• _THE PROBLEM_
Repeat each entry exactly and drop the pictures.

[Saved data entries]
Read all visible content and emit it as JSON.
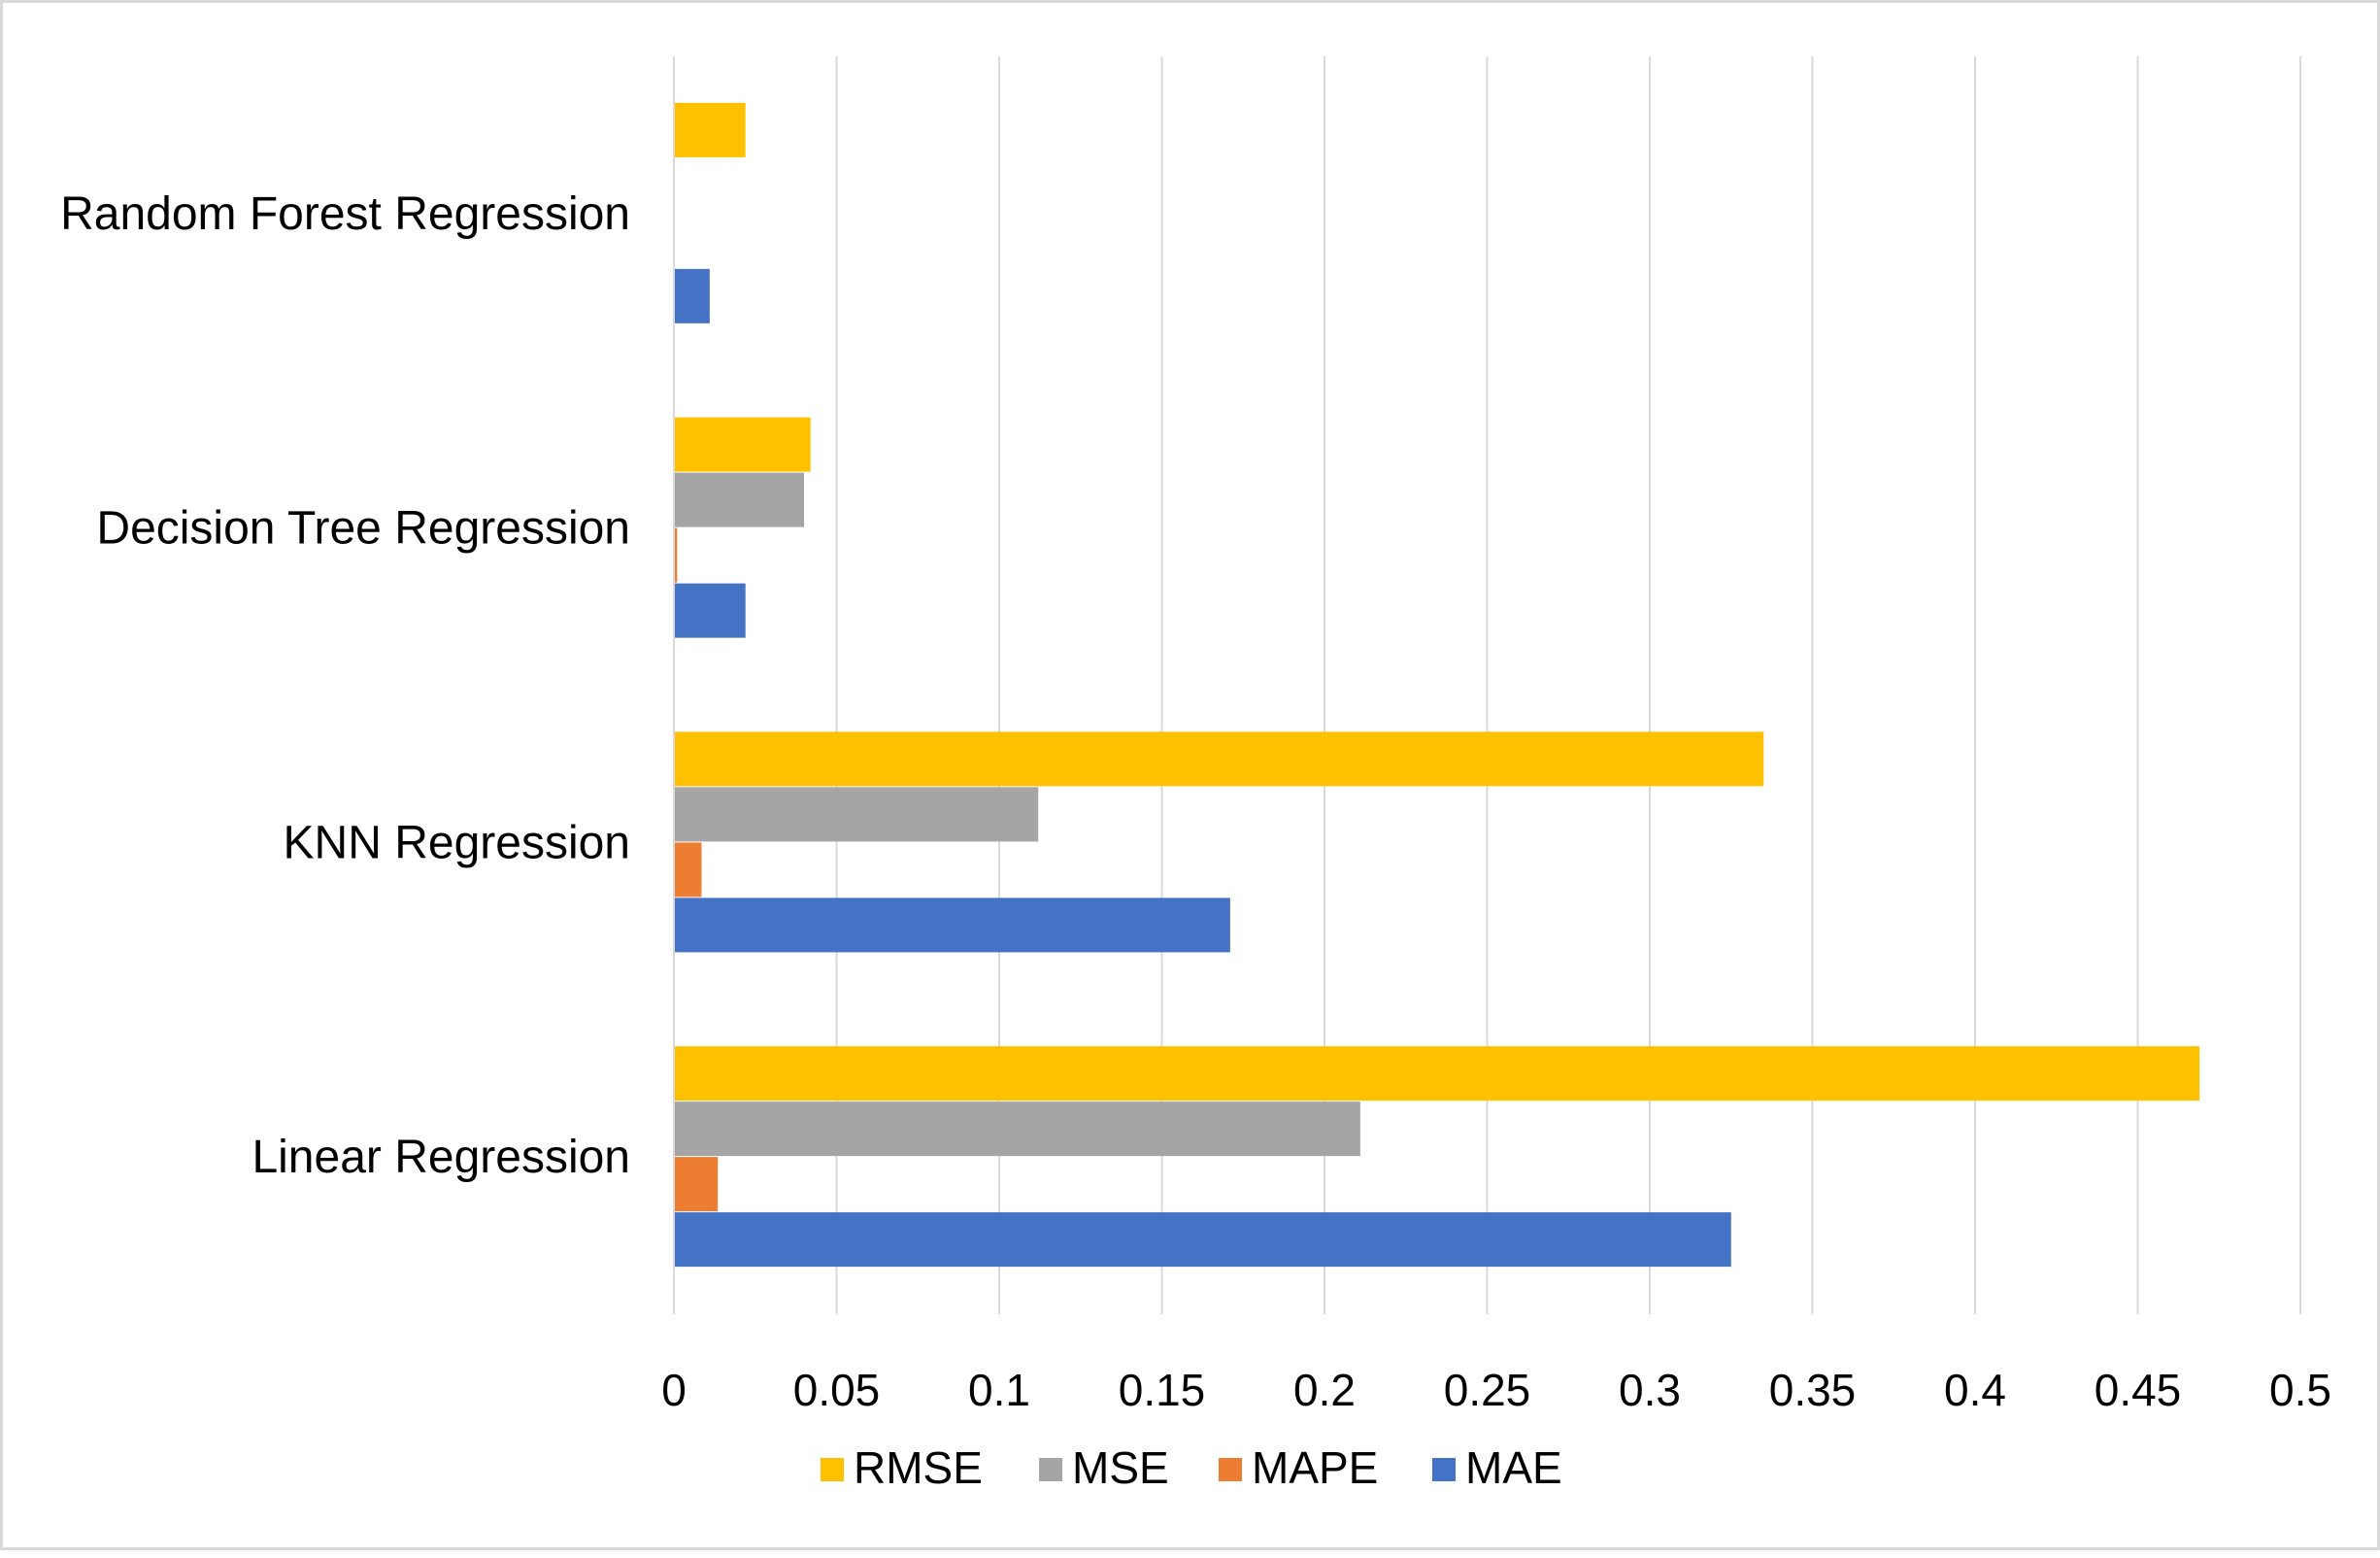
{
  "chart_data": {
    "type": "bar",
    "orientation": "horizontal",
    "categories": [
      "Linear Regression",
      "KNN Regression",
      "Decision Tree Regression",
      "Random Forest Regression"
    ],
    "series": [
      {
        "name": "MAE",
        "color": "#4472C4",
        "values": [
          0.325,
          0.171,
          0.022,
          0.011
        ]
      },
      {
        "name": "MAPE",
        "color": "#ED7D31",
        "values": [
          0.0135,
          0.0085,
          0.001,
          0
        ]
      },
      {
        "name": "MSE",
        "color": "#A5A5A5",
        "values": [
          0.211,
          0.112,
          0.04,
          0
        ]
      },
      {
        "name": "RMSE",
        "color": "#FFC000",
        "values": [
          0.469,
          0.335,
          0.042,
          0.022
        ]
      }
    ],
    "xlim": [
      0,
      0.5
    ],
    "x_ticks": [
      "0",
      "0.05",
      "0.1",
      "0.15",
      "0.2",
      "0.25",
      "0.3",
      "0.35",
      "0.4",
      "0.45",
      "0.5"
    ],
    "grid": true,
    "legend_position": "bottom",
    "legend_order": [
      "RMSE",
      "MSE",
      "MAPE",
      "MAE"
    ],
    "title": "",
    "xlabel": "",
    "ylabel": ""
  }
}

• _CORRECT RESULT_
Read all visible content and emit it as JSON.
{
  "chart_data": {
    "type": "bar",
    "orientation": "horizontal",
    "categories": [
      "Linear Regression",
      "KNN Regression",
      "Decision Tree Regression",
      "Random Forest Regression"
    ],
    "series": [
      {
        "name": "MAE",
        "color": "#4472C4",
        "values": [
          0.325,
          0.171,
          0.022,
          0.011
        ]
      },
      {
        "name": "MAPE",
        "color": "#ED7D31",
        "values": [
          0.0135,
          0.0085,
          0.001,
          0
        ]
      },
      {
        "name": "MSE",
        "color": "#A5A5A5",
        "values": [
          0.211,
          0.112,
          0.04,
          0
        ]
      },
      {
        "name": "RMSE",
        "color": "#FFC000",
        "values": [
          0.469,
          0.335,
          0.042,
          0.022
        ]
      }
    ],
    "xlim": [
      0,
      0.5
    ],
    "x_ticks": [
      "0",
      "0.05",
      "0.1",
      "0.15",
      "0.2",
      "0.25",
      "0.3",
      "0.35",
      "0.4",
      "0.45",
      "0.5"
    ],
    "grid": true,
    "legend_position": "bottom",
    "legend_order": [
      "RMSE",
      "MSE",
      "MAPE",
      "MAE"
    ],
    "title": "",
    "xlabel": "",
    "ylabel": ""
  }
}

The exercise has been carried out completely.